- Input rows -

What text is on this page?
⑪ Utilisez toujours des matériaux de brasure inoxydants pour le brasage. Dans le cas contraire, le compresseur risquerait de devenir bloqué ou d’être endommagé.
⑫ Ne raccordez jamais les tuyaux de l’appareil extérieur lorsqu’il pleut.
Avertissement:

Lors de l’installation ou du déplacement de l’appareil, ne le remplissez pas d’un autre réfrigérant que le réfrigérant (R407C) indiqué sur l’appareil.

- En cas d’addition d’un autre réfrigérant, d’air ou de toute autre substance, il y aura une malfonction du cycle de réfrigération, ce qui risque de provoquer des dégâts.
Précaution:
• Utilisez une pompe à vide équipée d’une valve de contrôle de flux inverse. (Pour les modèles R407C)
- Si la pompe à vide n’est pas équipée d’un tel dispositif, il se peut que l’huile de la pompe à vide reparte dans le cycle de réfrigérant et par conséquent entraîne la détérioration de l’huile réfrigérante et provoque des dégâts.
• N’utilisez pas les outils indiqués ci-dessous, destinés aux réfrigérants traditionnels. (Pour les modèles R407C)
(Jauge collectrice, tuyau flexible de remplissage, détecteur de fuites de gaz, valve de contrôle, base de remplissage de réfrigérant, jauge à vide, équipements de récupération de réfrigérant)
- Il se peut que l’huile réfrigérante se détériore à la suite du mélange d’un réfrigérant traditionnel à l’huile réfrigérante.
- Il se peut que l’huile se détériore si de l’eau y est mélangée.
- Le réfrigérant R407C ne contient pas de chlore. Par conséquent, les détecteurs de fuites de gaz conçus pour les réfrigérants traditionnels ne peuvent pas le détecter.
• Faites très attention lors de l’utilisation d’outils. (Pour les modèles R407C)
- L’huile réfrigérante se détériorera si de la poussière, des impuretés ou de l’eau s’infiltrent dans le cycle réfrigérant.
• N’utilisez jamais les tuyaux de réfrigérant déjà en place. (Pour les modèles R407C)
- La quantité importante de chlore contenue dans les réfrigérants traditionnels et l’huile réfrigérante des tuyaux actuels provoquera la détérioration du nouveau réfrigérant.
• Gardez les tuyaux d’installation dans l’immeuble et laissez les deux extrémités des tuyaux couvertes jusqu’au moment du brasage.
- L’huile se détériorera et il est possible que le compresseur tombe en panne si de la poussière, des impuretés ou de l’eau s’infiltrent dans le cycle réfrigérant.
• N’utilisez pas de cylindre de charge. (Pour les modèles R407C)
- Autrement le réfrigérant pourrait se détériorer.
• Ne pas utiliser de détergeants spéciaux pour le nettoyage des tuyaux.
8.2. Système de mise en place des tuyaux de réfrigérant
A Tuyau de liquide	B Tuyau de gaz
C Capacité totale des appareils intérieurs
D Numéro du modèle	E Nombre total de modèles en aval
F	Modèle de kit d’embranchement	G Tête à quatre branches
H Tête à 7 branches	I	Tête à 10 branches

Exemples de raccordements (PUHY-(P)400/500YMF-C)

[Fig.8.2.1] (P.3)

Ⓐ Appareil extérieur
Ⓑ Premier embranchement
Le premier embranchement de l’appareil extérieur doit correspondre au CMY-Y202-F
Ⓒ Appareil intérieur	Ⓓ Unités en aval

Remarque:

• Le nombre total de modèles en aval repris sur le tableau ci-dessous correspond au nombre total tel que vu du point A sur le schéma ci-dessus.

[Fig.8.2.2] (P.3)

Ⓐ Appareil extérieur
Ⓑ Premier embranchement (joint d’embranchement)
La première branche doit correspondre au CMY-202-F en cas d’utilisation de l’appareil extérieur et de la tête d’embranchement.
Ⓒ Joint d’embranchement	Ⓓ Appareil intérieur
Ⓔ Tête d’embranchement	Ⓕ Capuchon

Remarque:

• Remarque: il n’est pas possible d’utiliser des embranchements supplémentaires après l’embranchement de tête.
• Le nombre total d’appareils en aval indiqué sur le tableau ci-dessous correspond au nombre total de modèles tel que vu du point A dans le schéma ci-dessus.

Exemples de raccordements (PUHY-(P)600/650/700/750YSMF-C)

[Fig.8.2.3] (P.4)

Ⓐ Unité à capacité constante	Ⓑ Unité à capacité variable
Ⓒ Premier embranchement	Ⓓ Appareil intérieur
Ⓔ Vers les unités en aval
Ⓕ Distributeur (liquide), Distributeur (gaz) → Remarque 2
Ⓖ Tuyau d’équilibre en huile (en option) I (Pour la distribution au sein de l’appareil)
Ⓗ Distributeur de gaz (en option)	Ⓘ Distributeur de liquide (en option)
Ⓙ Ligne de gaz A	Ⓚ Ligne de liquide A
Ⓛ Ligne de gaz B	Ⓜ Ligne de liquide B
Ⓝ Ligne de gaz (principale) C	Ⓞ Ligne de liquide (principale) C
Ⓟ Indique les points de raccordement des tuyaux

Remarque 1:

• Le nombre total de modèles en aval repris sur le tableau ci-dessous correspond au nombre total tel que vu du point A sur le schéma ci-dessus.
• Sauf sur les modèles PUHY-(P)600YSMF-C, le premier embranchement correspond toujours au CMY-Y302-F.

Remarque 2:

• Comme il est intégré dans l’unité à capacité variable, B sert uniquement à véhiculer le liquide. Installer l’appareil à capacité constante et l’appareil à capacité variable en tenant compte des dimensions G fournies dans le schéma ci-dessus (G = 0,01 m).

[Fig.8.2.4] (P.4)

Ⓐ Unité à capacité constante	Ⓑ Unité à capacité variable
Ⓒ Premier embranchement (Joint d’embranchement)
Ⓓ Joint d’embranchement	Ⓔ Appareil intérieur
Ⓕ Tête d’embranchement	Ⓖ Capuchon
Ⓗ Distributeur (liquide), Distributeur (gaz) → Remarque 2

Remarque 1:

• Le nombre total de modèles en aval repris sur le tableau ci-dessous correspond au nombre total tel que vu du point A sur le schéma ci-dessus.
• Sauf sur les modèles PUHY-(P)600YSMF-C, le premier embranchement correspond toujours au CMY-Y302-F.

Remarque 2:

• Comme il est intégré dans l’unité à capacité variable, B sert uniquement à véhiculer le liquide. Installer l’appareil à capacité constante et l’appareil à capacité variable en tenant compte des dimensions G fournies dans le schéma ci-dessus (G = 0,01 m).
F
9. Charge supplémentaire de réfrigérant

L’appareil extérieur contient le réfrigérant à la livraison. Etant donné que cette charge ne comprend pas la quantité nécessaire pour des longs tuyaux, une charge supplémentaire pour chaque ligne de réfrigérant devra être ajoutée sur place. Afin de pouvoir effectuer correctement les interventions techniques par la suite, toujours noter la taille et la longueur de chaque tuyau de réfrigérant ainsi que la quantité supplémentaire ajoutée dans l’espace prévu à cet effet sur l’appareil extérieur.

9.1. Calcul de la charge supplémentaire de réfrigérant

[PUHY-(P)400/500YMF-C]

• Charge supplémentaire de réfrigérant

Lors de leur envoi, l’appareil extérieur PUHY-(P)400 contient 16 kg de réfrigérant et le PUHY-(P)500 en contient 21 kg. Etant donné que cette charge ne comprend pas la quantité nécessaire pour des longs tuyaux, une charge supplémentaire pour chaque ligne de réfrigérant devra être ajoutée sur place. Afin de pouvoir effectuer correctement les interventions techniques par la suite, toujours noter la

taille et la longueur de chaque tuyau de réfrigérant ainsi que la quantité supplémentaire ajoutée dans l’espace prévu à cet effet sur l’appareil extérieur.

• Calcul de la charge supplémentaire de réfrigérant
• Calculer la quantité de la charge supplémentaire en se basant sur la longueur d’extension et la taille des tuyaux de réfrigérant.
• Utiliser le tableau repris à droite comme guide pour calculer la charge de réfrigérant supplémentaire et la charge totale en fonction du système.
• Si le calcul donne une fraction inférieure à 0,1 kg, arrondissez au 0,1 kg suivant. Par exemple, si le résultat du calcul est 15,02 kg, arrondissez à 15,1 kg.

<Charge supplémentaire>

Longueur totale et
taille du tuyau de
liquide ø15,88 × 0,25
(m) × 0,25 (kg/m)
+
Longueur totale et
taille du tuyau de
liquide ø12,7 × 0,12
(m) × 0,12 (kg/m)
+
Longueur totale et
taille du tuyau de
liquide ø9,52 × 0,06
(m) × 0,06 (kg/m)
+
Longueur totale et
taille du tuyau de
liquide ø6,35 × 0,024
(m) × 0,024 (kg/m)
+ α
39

- Aim -
Each line with the string "réfrigérants" in it needs to be found and copied.

- Response to the exercise -
• N’utilisez pas les outils indiqués ci-dessous, destinés aux réfrigérants traditionnels. (Pour les modèles R407C)
- Le réfrigérant R407C ne contient pas de chlore. Par conséquent, les détecteurs de fuites de gaz conçus pour les réfrigérants traditionnels ne peuvent pas le détecter.
- La quantité importante de chlore contenue dans les réfrigérants traditionnels et l’huile réfrigérante des tuyaux actuels provoquera la détérioration du nouveau réfrigérant.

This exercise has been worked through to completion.